» **ENTRIES SUPPLIED**

-------------------------

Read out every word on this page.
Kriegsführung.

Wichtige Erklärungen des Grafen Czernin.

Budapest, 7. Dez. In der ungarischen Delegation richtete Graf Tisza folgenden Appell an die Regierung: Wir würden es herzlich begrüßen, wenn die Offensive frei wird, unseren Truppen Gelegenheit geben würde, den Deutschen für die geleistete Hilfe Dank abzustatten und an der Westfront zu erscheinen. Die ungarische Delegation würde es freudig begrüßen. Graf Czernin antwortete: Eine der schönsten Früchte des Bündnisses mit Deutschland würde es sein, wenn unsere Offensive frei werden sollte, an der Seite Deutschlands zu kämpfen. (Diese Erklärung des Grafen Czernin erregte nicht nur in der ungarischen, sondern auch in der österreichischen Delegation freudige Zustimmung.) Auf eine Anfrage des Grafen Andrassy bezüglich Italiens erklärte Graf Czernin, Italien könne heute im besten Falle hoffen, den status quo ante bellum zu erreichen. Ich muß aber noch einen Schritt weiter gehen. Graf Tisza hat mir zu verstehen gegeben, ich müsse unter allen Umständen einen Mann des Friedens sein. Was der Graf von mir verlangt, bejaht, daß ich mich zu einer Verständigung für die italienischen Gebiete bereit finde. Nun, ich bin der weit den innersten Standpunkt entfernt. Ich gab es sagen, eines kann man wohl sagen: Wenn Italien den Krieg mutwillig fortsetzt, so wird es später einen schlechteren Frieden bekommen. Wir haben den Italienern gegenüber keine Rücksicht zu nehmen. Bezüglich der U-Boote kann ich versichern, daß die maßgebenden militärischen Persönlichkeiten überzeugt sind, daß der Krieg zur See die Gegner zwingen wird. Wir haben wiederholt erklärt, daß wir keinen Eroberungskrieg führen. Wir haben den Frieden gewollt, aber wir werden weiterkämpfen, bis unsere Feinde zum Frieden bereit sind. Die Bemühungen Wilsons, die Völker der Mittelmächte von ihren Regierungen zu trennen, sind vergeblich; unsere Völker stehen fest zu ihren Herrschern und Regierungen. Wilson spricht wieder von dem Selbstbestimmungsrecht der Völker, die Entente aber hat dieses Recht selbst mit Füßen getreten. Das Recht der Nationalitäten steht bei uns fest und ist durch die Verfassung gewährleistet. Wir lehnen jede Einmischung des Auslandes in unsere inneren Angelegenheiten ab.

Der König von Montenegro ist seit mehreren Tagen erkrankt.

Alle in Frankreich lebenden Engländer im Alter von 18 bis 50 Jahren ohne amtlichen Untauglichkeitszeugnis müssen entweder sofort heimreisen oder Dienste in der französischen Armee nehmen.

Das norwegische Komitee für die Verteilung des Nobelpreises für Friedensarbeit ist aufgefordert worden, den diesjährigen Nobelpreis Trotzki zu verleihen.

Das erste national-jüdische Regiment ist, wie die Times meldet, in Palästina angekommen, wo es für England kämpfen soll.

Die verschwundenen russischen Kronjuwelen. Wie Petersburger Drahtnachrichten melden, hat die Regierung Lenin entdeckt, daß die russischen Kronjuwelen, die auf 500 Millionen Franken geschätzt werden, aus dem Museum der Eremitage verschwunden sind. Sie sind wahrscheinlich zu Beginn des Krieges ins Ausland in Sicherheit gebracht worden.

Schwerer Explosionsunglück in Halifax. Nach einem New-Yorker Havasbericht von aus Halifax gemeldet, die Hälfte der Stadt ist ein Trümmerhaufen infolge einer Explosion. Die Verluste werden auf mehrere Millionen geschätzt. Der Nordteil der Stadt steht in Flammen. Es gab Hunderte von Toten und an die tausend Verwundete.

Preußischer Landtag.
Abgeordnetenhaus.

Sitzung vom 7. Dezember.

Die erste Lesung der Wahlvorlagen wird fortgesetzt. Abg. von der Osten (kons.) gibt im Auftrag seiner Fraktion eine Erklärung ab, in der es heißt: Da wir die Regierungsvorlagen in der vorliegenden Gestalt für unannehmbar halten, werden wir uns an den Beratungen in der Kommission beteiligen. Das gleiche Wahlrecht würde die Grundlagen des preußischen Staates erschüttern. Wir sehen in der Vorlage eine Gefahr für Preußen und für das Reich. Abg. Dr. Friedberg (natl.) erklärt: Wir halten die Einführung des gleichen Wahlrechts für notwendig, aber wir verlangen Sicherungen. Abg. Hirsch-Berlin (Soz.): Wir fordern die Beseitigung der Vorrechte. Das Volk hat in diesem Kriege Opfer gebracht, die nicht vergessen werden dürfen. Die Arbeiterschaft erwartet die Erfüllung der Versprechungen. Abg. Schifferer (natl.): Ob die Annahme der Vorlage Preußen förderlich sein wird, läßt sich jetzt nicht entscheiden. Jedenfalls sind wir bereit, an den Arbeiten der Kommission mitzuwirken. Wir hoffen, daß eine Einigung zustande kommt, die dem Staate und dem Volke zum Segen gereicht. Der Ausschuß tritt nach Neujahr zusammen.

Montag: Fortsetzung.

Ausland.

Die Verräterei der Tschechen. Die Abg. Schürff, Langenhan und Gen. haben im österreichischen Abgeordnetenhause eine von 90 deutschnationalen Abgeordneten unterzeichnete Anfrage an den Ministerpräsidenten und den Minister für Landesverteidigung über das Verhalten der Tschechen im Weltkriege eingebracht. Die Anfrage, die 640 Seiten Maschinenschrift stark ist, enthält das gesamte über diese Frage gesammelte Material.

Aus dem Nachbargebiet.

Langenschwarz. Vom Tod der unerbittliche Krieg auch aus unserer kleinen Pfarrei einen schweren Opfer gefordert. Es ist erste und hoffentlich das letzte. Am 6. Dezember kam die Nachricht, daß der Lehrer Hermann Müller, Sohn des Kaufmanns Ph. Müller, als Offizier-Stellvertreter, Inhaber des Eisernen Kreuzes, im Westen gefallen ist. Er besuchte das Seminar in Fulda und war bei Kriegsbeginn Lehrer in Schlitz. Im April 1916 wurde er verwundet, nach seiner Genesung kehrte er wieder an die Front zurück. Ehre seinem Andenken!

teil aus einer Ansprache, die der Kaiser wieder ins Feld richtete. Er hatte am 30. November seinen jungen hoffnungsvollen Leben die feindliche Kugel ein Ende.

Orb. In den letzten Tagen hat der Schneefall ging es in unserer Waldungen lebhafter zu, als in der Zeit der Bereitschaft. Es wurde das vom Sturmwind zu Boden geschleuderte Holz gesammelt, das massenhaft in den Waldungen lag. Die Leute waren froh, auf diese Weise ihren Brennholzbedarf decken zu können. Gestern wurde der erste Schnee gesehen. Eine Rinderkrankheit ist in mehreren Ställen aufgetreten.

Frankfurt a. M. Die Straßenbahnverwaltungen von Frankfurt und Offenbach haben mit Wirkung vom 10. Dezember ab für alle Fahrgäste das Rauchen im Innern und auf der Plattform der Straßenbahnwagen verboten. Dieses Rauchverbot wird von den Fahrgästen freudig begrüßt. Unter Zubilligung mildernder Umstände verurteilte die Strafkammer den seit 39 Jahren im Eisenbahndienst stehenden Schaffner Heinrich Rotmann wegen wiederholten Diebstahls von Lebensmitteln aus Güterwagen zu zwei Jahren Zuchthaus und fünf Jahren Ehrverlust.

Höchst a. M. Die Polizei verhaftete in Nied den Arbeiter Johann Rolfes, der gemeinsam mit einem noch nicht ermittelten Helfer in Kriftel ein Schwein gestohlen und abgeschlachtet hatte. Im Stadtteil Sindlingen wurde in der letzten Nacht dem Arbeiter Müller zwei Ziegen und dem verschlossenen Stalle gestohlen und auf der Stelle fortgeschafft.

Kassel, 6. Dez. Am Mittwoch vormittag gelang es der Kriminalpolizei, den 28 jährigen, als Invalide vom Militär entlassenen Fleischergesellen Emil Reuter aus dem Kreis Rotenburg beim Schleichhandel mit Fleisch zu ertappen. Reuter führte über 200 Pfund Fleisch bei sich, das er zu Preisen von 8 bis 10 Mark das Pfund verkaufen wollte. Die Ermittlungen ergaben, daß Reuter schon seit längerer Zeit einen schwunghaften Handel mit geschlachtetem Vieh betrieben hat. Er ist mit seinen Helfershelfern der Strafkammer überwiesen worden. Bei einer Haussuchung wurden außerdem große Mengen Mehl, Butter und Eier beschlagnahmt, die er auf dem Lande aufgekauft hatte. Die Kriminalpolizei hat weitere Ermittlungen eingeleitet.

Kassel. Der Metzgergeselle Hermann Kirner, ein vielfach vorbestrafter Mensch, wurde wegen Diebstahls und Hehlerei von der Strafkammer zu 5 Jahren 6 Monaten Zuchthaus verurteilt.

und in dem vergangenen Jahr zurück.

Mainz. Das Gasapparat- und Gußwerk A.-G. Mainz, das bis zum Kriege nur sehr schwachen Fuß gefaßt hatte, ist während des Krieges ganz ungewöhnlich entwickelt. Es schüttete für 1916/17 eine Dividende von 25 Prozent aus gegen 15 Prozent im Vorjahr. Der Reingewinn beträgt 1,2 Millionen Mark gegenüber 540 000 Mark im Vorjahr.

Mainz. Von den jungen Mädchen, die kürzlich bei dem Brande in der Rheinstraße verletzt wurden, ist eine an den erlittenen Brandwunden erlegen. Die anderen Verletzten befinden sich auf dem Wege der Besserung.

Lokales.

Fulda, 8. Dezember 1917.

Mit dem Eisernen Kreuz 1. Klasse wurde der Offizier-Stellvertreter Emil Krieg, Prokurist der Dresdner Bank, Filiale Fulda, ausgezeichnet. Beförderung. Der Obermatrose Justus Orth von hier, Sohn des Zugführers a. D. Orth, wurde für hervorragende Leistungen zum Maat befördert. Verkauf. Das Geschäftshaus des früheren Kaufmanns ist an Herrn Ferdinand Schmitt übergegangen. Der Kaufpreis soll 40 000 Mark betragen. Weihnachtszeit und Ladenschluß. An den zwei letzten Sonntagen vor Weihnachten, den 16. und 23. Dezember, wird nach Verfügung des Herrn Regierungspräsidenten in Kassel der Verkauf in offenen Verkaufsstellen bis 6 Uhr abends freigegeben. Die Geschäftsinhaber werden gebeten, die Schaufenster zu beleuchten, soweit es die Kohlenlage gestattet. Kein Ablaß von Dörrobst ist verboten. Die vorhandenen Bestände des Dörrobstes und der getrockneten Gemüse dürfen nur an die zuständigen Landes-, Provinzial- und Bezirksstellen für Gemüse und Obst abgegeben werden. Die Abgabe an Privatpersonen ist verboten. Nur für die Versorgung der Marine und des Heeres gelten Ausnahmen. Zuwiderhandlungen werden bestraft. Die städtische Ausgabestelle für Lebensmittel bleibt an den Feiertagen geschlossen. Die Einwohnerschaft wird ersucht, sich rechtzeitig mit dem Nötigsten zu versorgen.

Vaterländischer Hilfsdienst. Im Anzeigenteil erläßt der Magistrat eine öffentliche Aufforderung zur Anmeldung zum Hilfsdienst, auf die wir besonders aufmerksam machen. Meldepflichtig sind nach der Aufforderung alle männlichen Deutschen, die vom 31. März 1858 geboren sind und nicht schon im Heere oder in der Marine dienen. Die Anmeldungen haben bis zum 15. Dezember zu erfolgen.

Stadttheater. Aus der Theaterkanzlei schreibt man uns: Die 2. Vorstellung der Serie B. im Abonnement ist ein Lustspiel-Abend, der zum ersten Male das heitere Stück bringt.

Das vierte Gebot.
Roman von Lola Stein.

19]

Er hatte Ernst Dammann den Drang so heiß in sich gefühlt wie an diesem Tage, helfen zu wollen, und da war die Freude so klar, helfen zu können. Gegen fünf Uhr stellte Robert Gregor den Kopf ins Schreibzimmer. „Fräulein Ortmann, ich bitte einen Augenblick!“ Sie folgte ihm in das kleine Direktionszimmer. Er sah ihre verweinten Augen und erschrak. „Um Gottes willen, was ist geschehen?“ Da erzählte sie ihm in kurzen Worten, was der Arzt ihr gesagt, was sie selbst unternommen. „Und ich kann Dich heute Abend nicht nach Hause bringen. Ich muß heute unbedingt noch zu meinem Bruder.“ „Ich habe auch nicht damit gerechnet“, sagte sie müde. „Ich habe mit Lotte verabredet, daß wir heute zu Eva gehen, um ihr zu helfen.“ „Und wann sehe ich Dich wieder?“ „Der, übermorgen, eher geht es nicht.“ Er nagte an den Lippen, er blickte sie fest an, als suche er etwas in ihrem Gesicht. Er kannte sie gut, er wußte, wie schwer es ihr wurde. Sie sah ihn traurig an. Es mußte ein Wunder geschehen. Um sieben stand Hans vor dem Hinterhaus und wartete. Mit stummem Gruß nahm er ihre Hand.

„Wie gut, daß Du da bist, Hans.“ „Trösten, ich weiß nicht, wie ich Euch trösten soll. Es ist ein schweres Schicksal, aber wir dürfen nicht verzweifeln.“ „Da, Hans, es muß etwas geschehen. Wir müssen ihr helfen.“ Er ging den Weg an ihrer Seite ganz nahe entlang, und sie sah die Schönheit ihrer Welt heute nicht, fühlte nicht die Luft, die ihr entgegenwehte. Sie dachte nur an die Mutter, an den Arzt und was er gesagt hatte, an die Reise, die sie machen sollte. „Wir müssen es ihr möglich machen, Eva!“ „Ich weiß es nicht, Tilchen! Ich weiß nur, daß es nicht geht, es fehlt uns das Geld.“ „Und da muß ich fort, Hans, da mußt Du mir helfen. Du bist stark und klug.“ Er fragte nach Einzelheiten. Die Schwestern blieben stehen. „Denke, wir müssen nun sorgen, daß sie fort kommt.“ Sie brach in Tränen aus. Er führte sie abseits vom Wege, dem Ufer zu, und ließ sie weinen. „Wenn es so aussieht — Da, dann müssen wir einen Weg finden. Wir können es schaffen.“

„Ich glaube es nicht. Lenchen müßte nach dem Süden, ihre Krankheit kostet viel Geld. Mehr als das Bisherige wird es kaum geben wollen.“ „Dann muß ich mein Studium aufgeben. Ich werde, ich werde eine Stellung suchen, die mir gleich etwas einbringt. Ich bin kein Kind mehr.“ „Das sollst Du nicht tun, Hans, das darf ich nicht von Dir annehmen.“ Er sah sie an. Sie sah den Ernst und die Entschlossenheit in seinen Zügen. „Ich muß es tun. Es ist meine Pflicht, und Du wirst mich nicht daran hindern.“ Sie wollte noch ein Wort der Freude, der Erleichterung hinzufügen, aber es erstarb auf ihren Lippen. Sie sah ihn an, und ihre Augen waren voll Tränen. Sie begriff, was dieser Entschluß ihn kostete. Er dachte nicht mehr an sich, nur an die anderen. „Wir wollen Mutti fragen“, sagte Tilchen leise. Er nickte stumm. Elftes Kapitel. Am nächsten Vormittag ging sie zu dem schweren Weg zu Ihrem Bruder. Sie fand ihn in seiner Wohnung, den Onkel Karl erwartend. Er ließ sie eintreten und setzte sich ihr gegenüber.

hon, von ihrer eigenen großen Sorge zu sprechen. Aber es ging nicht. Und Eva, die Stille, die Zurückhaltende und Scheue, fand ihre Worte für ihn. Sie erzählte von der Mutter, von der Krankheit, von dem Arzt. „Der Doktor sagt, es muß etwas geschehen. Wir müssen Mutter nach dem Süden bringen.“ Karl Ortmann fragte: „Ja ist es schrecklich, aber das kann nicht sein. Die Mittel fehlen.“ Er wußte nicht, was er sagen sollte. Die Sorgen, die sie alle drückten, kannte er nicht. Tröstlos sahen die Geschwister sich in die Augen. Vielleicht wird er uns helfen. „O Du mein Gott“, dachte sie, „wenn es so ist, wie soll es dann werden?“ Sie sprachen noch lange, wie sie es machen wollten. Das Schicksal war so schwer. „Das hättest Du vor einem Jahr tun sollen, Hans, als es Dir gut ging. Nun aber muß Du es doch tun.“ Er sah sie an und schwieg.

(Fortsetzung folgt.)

-------------------------

» **EXERCISE**
Only the lines with "Fortsetzung" are needed; find them in the records and copy each one.

» **OUTPUT BELOW**
Montag: Fortsetzung.
(Fortsetzung folgt.)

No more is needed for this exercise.